- **EXCERPTED DATA**
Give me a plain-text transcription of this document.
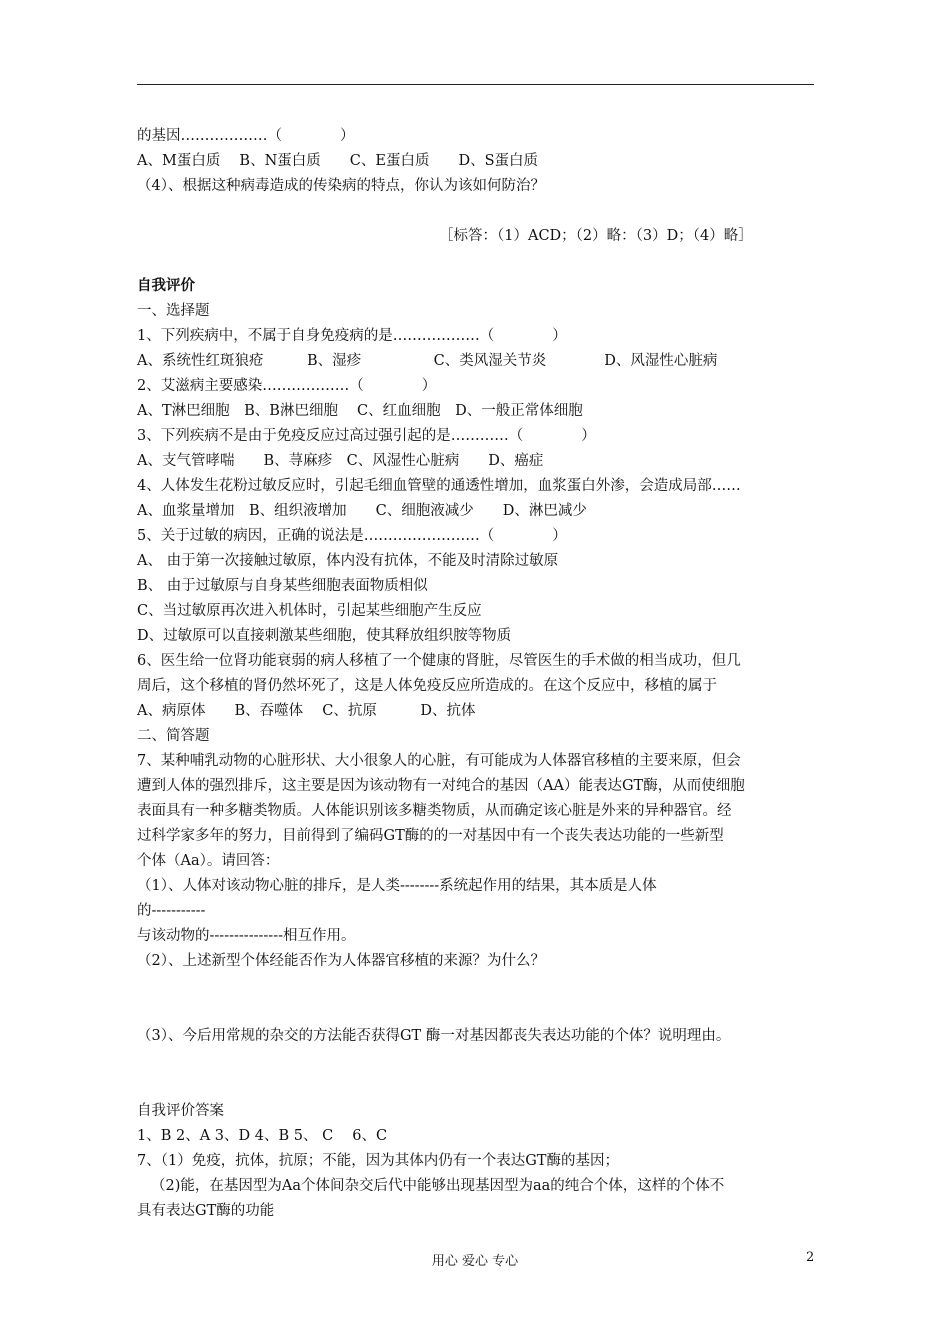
的基因………………（　　　　）
A、M蛋白质　 B、N蛋白质　　C、E蛋白质　　D、S蛋白质
（4）、根据这种病毒造成的传染病的特点，你认为该如何防治？
［标答：（1）ACD；（2）略：（3）D；（4）略］
自我评价
一、选择题
1、下列疾病中，不属于自身免疫病的是………………（　　　　）
A、系统性红斑狼疮　　　B、湿疹　　　　　C、类风湿关节炎　　　　D、风湿性心脏病
2、艾滋病主要感染………………（　　　　）
A、T淋巴细胞　B、B淋巴细胞　 C、红血细胞　D、一般正常体细胞
3、下列疾病不是由于免疫反应过高过强引起的是…………（　　　　）
A、支气管哮喘　　B、荨麻疹　C、风湿性心脏病　　D、癌症
4、人体发生花粉过敏反应时，引起毛细血管壁的通透性增加，血浆蛋白外渗，会造成局部……
A、血浆量增加　B、组织液增加　　C、细胞液减少　　D、淋巴减少
5、关于过敏的病因，正确的说法是……………………（　　　　）
A、 由于第一次接触过敏原，体内没有抗体，不能及时清除过敏原
B、 由于过敏原与自身某些细胞表面物质相似
C、当过敏原再次进入机体时，引起某些细胞产生反应
D、过敏原可以直接刺激某些细胞，使其释放组织胺等物质
6、医生给一位肾功能衰弱的病人移植了一个健康的肾脏，尽管医生的手术做的相当成功，但几
周后，这个移植的肾仍然坏死了，这是人体免疫反应所造成的。在这个反应中，移植的属于
A、病原体　　B、吞噬体　 C、抗原　　　D、抗体
二、简答题
7、某种哺乳动物的心脏形状、大小很象人的心脏，有可能成为人体器官移植的主要来原，但会
遭到人体的强烈排斥，这主要是因为该动物有一对纯合的基因（AA）能表达GT酶，从而使细胞
表面具有一种多糖类物质。人体能识别该多糖类物质，从而确定该心脏是外来的异种器官。经
过科学家多年的努力，目前得到了编码GT酶的的一对基因中有一个丧失表达功能的一些新型
个体（Aa）。请回答：
（1）、人体对该动物心脏的排斥，是人类--------系统起作用的结果，其本质是人体
的-----------
与该动物的---------------相互作用。
（2）、上述新型个体经能否作为人体器官移植的来源？为什么？
（3）、今后用常规的杂交的方法能否获得GT 酶一对基因都丧失表达功能的个体？说明理由。
自我评价答案
1、B 2、A 3、D 4、B 5、 C　 6、C
7、（1）免疫，抗体，抗原；不能，因为其体内仍有一个表达GT酶的基因；
（2)能，在基因型为Aa个体间杂交后代中能够出现基因型为aa的纯合个体，这样的个体不
具有表达GT酶的功能
用心 爱心 专心	2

- **WRITTEN REQUEST**
All records must be output exactly as they are, except for the pictures, which are left out.

- **THE RESPONSE**
Give me a plain-text transcription of this document.
的基因………………（　　　　）
A、M蛋白质　 B、N蛋白质　　C、E蛋白质　　D、S蛋白质
（4）、根据这种病毒造成的传染病的特点，你认为该如何防治？
［标答：（1）ACD；（2）略：（3）D；（4）略］
自我评价
一、选择题
1、下列疾病中，不属于自身免疫病的是………………（　　　　）
A、系统性红斑狼疮　　　B、湿疹　　　　　C、类风湿关节炎　　　　D、风湿性心脏病
2、艾滋病主要感染………………（　　　　）
A、T淋巴细胞　B、B淋巴细胞　 C、红血细胞　D、一般正常体细胞
3、下列疾病不是由于免疫反应过高过强引起的是…………（　　　　）
A、支气管哮喘　　B、荨麻疹　C、风湿性心脏病　　D、癌症
4、人体发生花粉过敏反应时，引起毛细血管壁的通透性增加，血浆蛋白外渗，会造成局部……
A、血浆量增加　B、组织液增加　　C、细胞液减少　　D、淋巴减少
5、关于过敏的病因，正确的说法是……………………（　　　　）
A、 由于第一次接触过敏原，体内没有抗体，不能及时清除过敏原
B、 由于过敏原与自身某些细胞表面物质相似
C、当过敏原再次进入机体时，引起某些细胞产生反应
D、过敏原可以直接刺激某些细胞，使其释放组织胺等物质
6、医生给一位肾功能衰弱的病人移植了一个健康的肾脏，尽管医生的手术做的相当成功，但几
周后，这个移植的肾仍然坏死了，这是人体免疫反应所造成的。在这个反应中，移植的属于
A、病原体　　B、吞噬体　 C、抗原　　　D、抗体
二、简答题
7、某种哺乳动物的心脏形状、大小很象人的心脏，有可能成为人体器官移植的主要来原，但会
遭到人体的强烈排斥，这主要是因为该动物有一对纯合的基因（AA）能表达GT酶，从而使细胞
表面具有一种多糖类物质。人体能识别该多糖类物质，从而确定该心脏是外来的异种器官。经
过科学家多年的努力，目前得到了编码GT酶的的一对基因中有一个丧失表达功能的一些新型
个体（Aa）。请回答：
（1）、人体对该动物心脏的排斥，是人类--------系统起作用的结果，其本质是人体
的-----------
与该动物的---------------相互作用。
（2）、上述新型个体经能否作为人体器官移植的来源？为什么？
（3）、今后用常规的杂交的方法能否获得GT 酶一对基因都丧失表达功能的个体？说明理由。
自我评价答案
1、B 2、A 3、D 4、B 5、 C　 6、C
7、（1）免疫，抗体，抗原；不能，因为其体内仍有一个表达GT酶的基因；
（2)能，在基因型为Aa个体间杂交后代中能够出现基因型为aa的纯合个体，这样的个体不
具有表达GT酶的功能
用心 爱心 专心	2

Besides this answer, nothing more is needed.